## [Zadania]
(A) Przepisz dokładnie wiersze listingu od wiersza zawierającego „legend-swatch-icon xyxy=(221,447,314,487)” do wiersza zawierającego „y-tick-label-45: 45 xyxy=(88,128,138,173)”, włącznie z oboma.
(B) Jak dalej mógłby brzmieć przepis na gołąbki? Dopisz jego ciąg, zaczynając od miejsca po ostatnim zdaniu.

## [Wyodrębniony tekst]
005

Gołąbki.

Składniki:

  • kapusta włoska lub zwykła,
  • 1 kg łopatki,
  • 1/2 kg podgarla,
  • 1/2 kg boczku (jeśli jest taka potrzeba i jeśli ktoś lubi),
  • 4 szklanki ryżu lub 4 torebki,
  • 2 duże cebule,
  • sól,
  • pieprz,
  • vegeta,
  • ziele angielskie,
  • szklanka bulionu.

Sos:

  • 1/2 kg pieczarek,
  • cebula,
  • masło,
  • sól,
  • pieprz,
  • szklanka bulionu,
  • 100 g śmietany.

Przygotowanie:

Naczynie.

Np. żaroodporne w dowolnym kształcie lub wielki garnek z pokrywką taką, którą możemy wstawić do piekarnika.
Naczynie wykładamy niewykorzystanymi liśćmi kapusty, na które wykładamy gołąbki.

Mięso.

Obieramy cebulę. Kroimy w drobną kostkę i leciutko złocimy.
Mięso mielimy dodajemy do cebuli i dusimy do momentu kiedy nie będzie już ani jednego surowego kawałka. Dodajemy pieprz, sól, ziele angielskie, vegetę (jeśli ktoś ma taką potrzebę). Uduszone mięso odstawiamy do wystygnięcia.
Po wystygnięciu sprawdzamy czy jest dobrze przyprawione i jeśli jest potrzeba, doprawiamy. Trzeba pamiętać, że ciężko ocenić przyprawienie jeśli potrawa jest bardzo gorąca. Często ulegniemy oparzeniu a wtedy, to już ciężko wyczuć smak.
To stara, dobra włoska rada. I jej się trzymam.

Ryż.

Polecam zwykły ryż, taki do prażenia. Ryż w torebkach najczęściej ulega rozgotowaniu. A w przypadku gołąbków potrzebny nam jest ryż sypki, al dente. Ryż gotujemy w osolonej wodzie. Po ugotowaniu, odstawiamy do wystygnięcia.

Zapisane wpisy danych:
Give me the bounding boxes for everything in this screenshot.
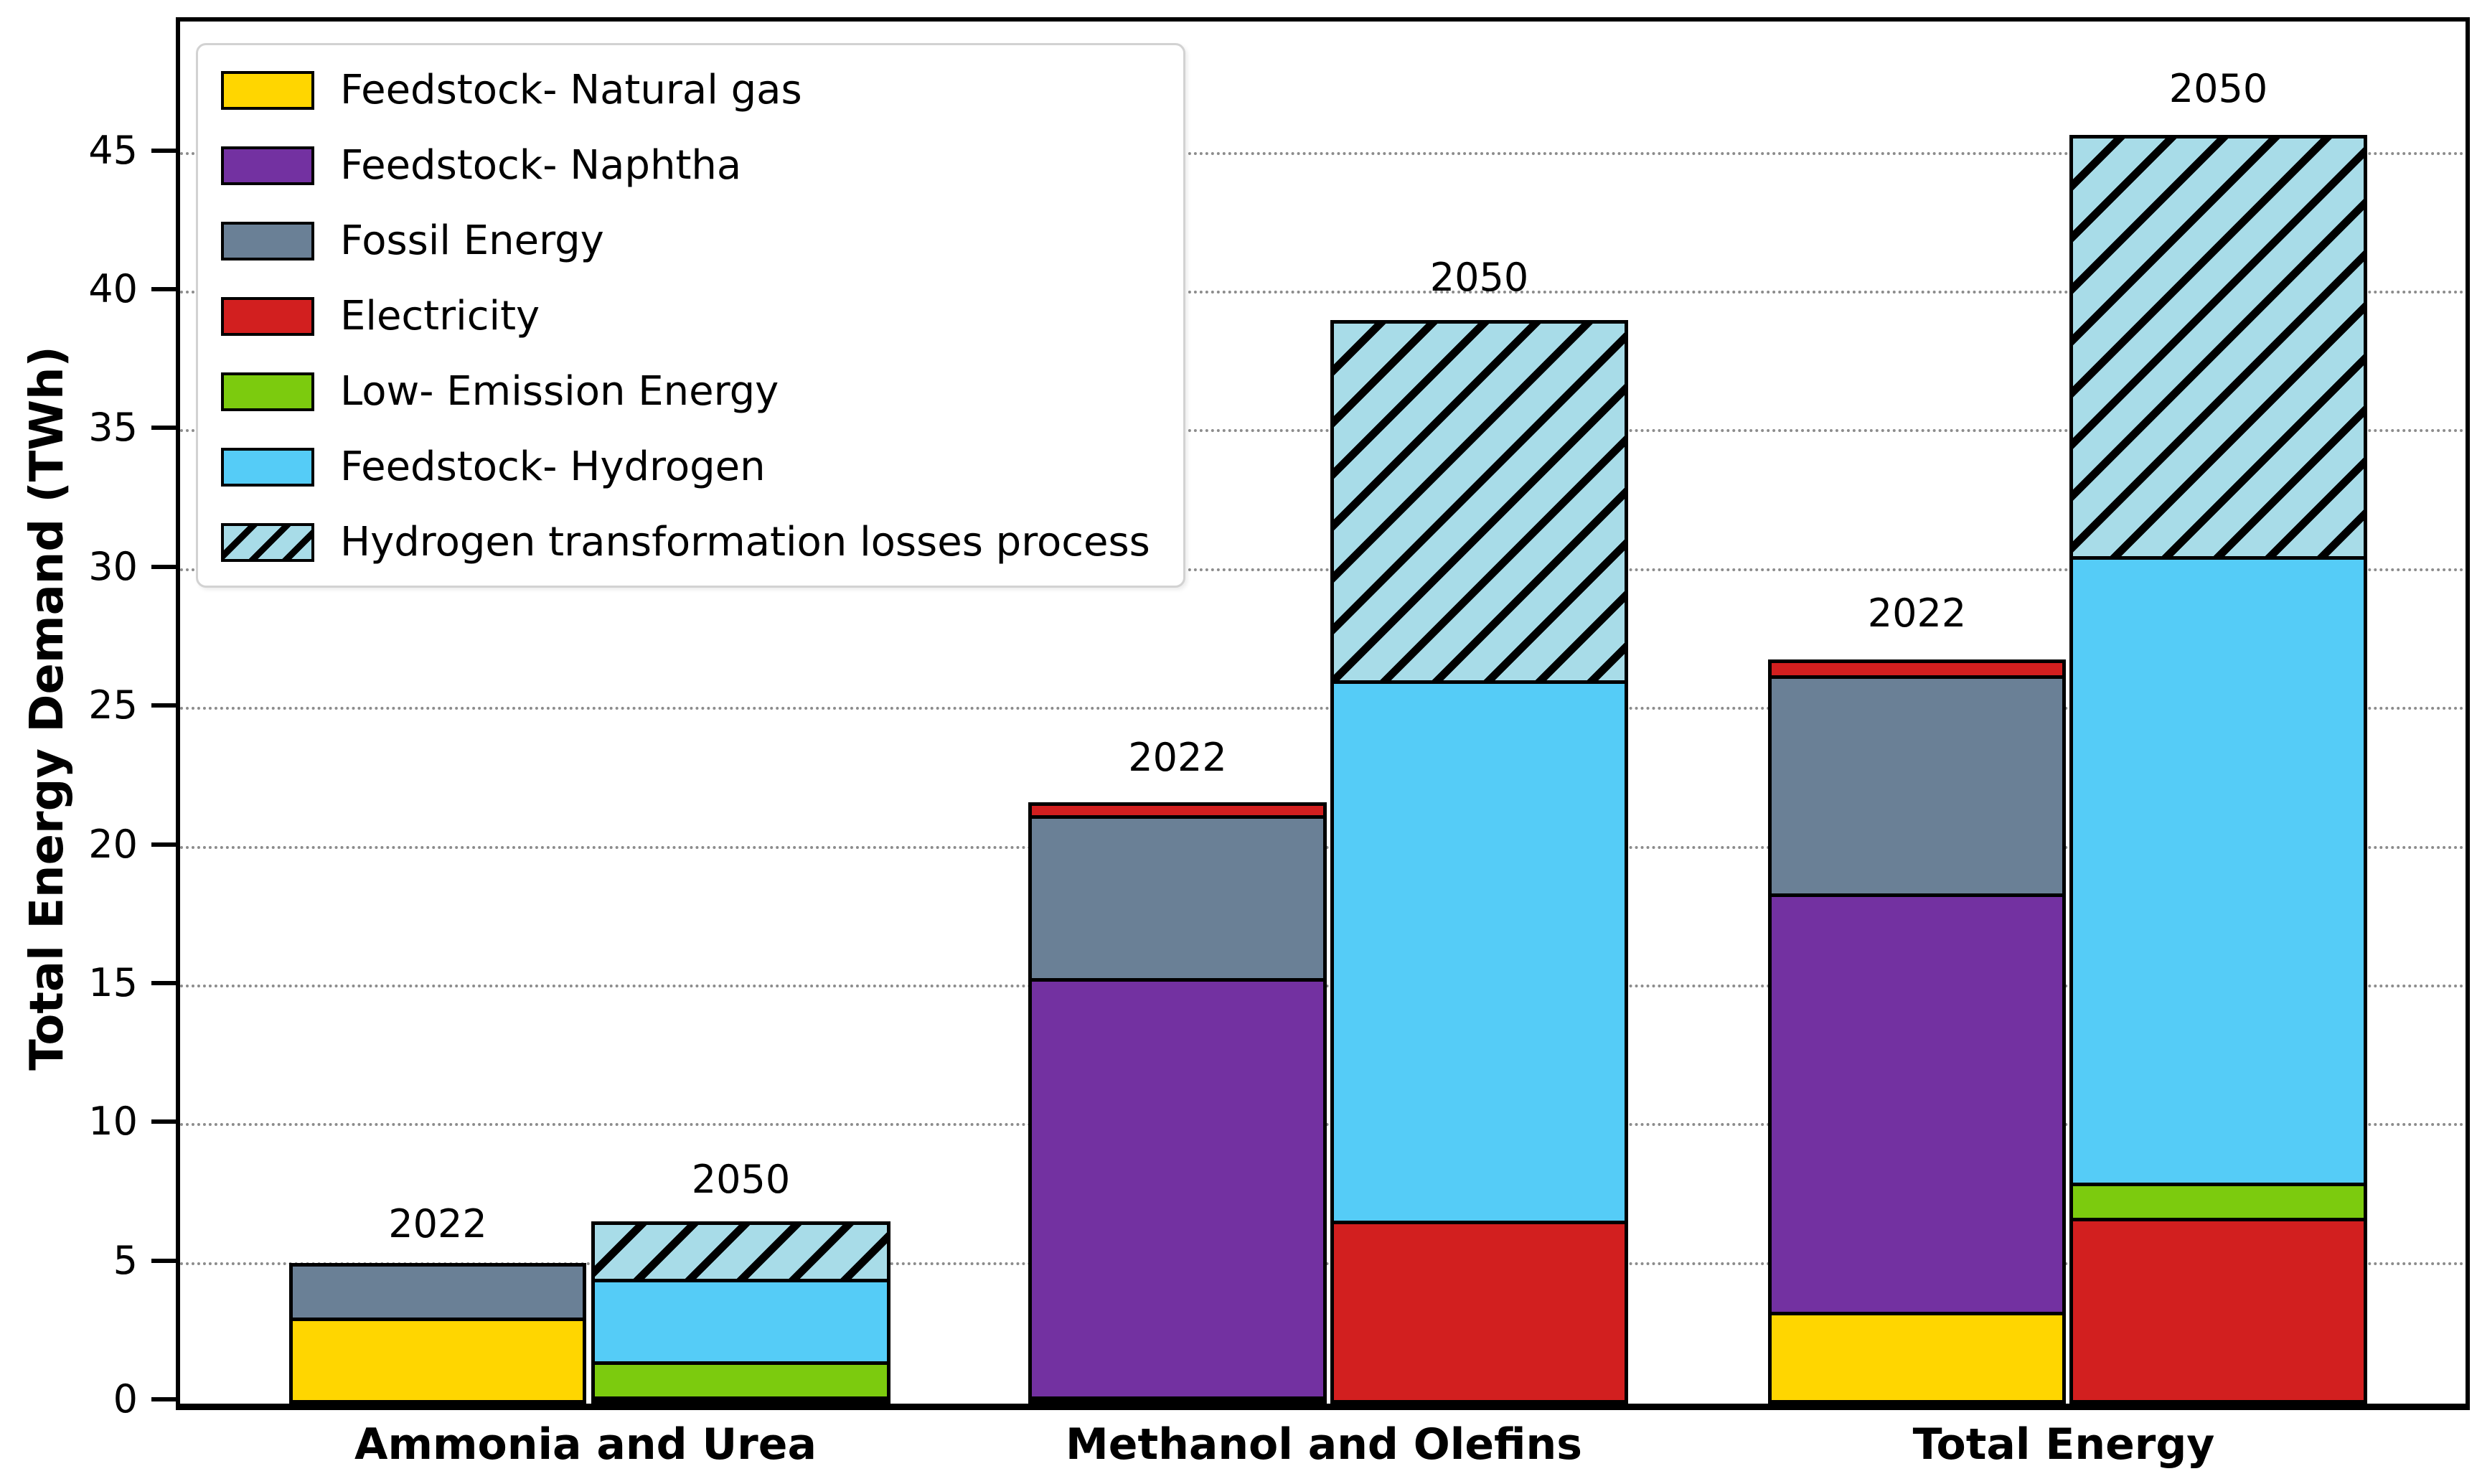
legend-swatch-icon xyxy=(221,447,314,487)
legend-swatch-icon xyxy=(221,296,314,336)
y-tick-label-40: 40 xyxy=(88,266,138,311)
legend-item-hydrogen-transformation-losses-process: Hydrogen transformation losses process xyxy=(221,519,1150,565)
hatched-legend-swatch-icon xyxy=(221,522,314,562)
bar-total-energy-2022 xyxy=(1768,659,2066,1404)
bar-segment-electricity xyxy=(2069,1218,2367,1404)
y-tick-mark-10 xyxy=(151,1119,176,1124)
bar-year-label: 2022 xyxy=(1867,591,1967,636)
bar-segment-feedstock-naphtha xyxy=(1768,893,2066,1315)
legend-item-feedstock-natural-gas: Feedstock- Natural gas xyxy=(221,67,1150,113)
y-tick-mark-5 xyxy=(151,1259,176,1263)
bar-segment-electricity xyxy=(591,1396,890,1404)
bar-methanol-and-olefins-2022 xyxy=(1028,802,1327,1404)
legend-swatch-icon xyxy=(221,372,314,411)
y-tick-mark-0 xyxy=(151,1397,176,1401)
bar-segment-hydrogen-transformation-losses-process xyxy=(2069,135,2367,560)
legend-item-feedstock-naphtha: Feedstock- Naphtha xyxy=(221,142,1150,189)
bar-segment-feedstock-natural-gas xyxy=(289,1318,586,1404)
legend-item-low-emission-energy: Low- Emission Energy xyxy=(221,368,1150,415)
bar-segment-fossil-energy xyxy=(1768,675,2066,897)
bar-segment-hydrogen-transformation-losses-process xyxy=(591,1221,890,1282)
y-tick-label-45: 45 xyxy=(88,128,138,173)
bar-segment-fossil-energy xyxy=(289,1263,586,1321)
legend-label: Feedstock- Naphtha xyxy=(340,142,742,189)
bar-segment-electricity xyxy=(1330,1221,1628,1404)
y-tick-mark-45 xyxy=(151,149,176,153)
gridline-30 xyxy=(180,568,2466,571)
gridline-25 xyxy=(180,707,2466,710)
y-tick-mark-15 xyxy=(151,981,176,985)
x-tick-label-total-energy: Total Energy xyxy=(1912,1419,2215,1470)
x-tick-label-methanol-and-olefins: Methanol and Olefins xyxy=(1066,1419,1582,1470)
y-tick-mark-40 xyxy=(151,287,176,291)
bar-segment-feedstock-natural-gas xyxy=(1028,1396,1327,1404)
bar-ammonia-and-urea-2022 xyxy=(289,1263,586,1404)
legend-label: Feedstock- Natural gas xyxy=(340,67,802,113)
legend-label: Feedstock- Hydrogen xyxy=(340,443,766,490)
bar-total-energy-2050 xyxy=(2069,135,2367,1404)
legend-label: Electricity xyxy=(340,293,540,339)
bar-segment-feedstock-natural-gas xyxy=(1768,1312,2066,1404)
bar-year-label: 2050 xyxy=(2168,66,2268,111)
y-tick-label-35: 35 xyxy=(88,405,138,450)
plot-area: 2022 2050 2022 2050 2022 2050 Feedstock- Natu… xyxy=(176,17,2470,1410)
gridline-45 xyxy=(180,152,2466,155)
bar-methanol-and-olefins-2050 xyxy=(1330,320,1628,1404)
gridline-40 xyxy=(180,291,2466,293)
y-tick-mark-20 xyxy=(151,842,176,847)
bar-ammonia-and-urea-2050 xyxy=(591,1221,890,1404)
x-tick-label-ammonia-and-urea: Ammonia and Urea xyxy=(354,1419,817,1470)
y-tick-mark-25 xyxy=(151,703,176,708)
bar-segment-fossil-energy xyxy=(1028,815,1327,982)
y-axis-title: Total Energy Demand (TWh) xyxy=(21,346,74,1071)
y-tick-mark-35 xyxy=(151,426,176,430)
bar-year-label: 2050 xyxy=(1429,255,1529,300)
bar-segment-feedstock-hydrogen xyxy=(591,1279,890,1365)
legend-item-fossil-energy: Fossil Energy xyxy=(221,217,1150,264)
y-tick-label-5: 5 xyxy=(113,1238,138,1283)
legend-swatch-icon xyxy=(221,70,314,110)
y-tick-label-10: 10 xyxy=(88,1099,138,1144)
bar-segment-low-emission-energy xyxy=(2069,1183,2367,1221)
bar-segment-hydrogen-transformation-losses-process xyxy=(1330,320,1628,684)
legend: Feedstock- Natural gas Feedstock- Naphtha… xyxy=(196,43,1185,588)
y-tick-label-30: 30 xyxy=(88,544,138,589)
legend-swatch-icon xyxy=(221,146,314,185)
legend-item-feedstock-hydrogen: Feedstock- Hydrogen xyxy=(221,443,1150,490)
bar-year-label: 2022 xyxy=(388,1201,487,1246)
y-tick-mark-30 xyxy=(151,565,176,569)
bar-segment-feedstock-hydrogen xyxy=(1330,680,1628,1224)
y-tick-label-15: 15 xyxy=(88,960,138,1005)
y-tick-label-20: 20 xyxy=(88,822,138,867)
legend-label: Fossil Energy xyxy=(340,217,604,264)
bar-segment-feedstock-hydrogen xyxy=(2069,556,2367,1186)
bar-segment-low-emission-energy xyxy=(591,1361,890,1400)
y-tick-label-0: 0 xyxy=(113,1376,138,1422)
y-tick-label-25: 25 xyxy=(88,682,138,728)
legend-item-electricity: Electricity xyxy=(221,293,1150,339)
bar-segment-feedstock-naphtha xyxy=(1028,978,1327,1400)
legend-swatch-icon xyxy=(221,221,314,260)
legend-label: Hydrogen transformation losses process xyxy=(340,519,1150,565)
gridline-35 xyxy=(180,429,2466,432)
bar-year-label: 2022 xyxy=(1128,735,1227,780)
legend-label: Low- Emission Energy xyxy=(340,368,779,415)
bar-year-label: 2050 xyxy=(691,1157,791,1202)
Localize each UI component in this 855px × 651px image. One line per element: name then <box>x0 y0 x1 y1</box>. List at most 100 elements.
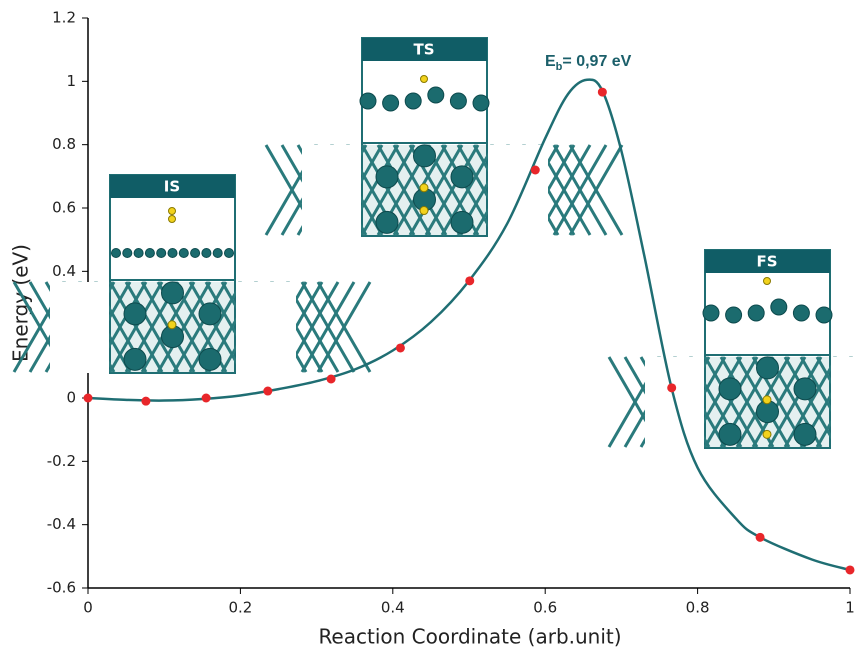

## [Odpowiedzi pisemne]
(A)
legend-swatch-icon xyxy=(221,447,314,487)
legend-swatch-icon xyxy=(221,296,314,336)
y-tick-label-40: 40 xyxy=(88,266,138,311)
legend-item-hydrogen-transformation-losses-process: Hydrogen transformation losses process xyxy=(221,519,1150,565)
hatched-legend-swatch-icon xyxy=(221,522,314,562)
bar-total-energy-2022 xyxy=(1768,659,2066,1404)
bar-segment-electricity xyxy=(2069,1218,2367,1404)
y-tick-mark-10 xyxy=(151,1119,176,1124)
bar-year-label: 2022 xyxy=(1867,591,1967,636)
bar-segment-feedstock-naphtha xyxy=(1768,893,2066,1315)
legend-item-feedstock-natural-gas: Feedstock- Natural gas xyxy=(221,67,1150,113)
y-tick-mark-5 xyxy=(151,1259,176,1263)
bar-segment-electricity xyxy=(591,1396,890,1404)
bar-methanol-and-olefins-2022 xyxy=(1028,802,1327,1404)
legend-swatch-icon xyxy=(221,372,314,411)
y-tick-mark-0 xyxy=(151,1397,176,1401)
bar-segment-hydrogen-transformation-losses-process xyxy=(2069,135,2367,560)
legend-item-feedstock-naphtha: Feedstock- Naphtha xyxy=(221,142,1150,189)
bar-segment-feedstock-natural-gas xyxy=(289,1318,586,1404)
legend-item-low-emission-energy: Low- Emission Energy xyxy=(221,368,1150,415)
bar-segment-fossil-energy xyxy=(1768,675,2066,897)
bar-segment-hydrogen-transformation-losses-process xyxy=(591,1221,890,1282)
y-tick-label-45: 45 xyxy=(88,128,138,173)

(B)
Kapusta.

Jeśli chodzi o kapustę, to oczywiście wybieramy tę, z której wolimy gołąbki. Ja wybieram kapustę włoską. Łatwiej ściągnąć liście z główki. Jest szybsza w obróbce i bardziej plastyczna, a więc łatwiej nam będzie zawijać mięso.
Ściągamy liście z główki, niczego przed sparzeniem nie odcinamy, wtedy wyciągając z wody nie roztargamy liścia. Gotujemy wodę, dodajemy sól. Liść kapusty zanurzamy we wrzątku na około 20 sekund. Wyciągamy. Układamy na talerzu jeden na drugim. Tak ułożone liście same „dochodzą” i mamy gwarancję, że się nie rozlecą.
Jeśli jednak trafiliśmy na kapustę z której ciężko ściągnąć liście, to … można spróbować zrobić to inaczej. Wycinamy głąb
z kapusty i całą główkę wkładamy do wrzątku. Powoli ściągamy liście i wkładamy do wrzątku, i ściągamy liście i wkładamy do wrzątku … itd. Każda metoda jest dobra, byle prowadziła do celu.

Gołąbki.

Liście gotowe, mięso wystudzone, wymieszane z ryżem i doprawione. Przystępujemy do formowania naszego gołąbka.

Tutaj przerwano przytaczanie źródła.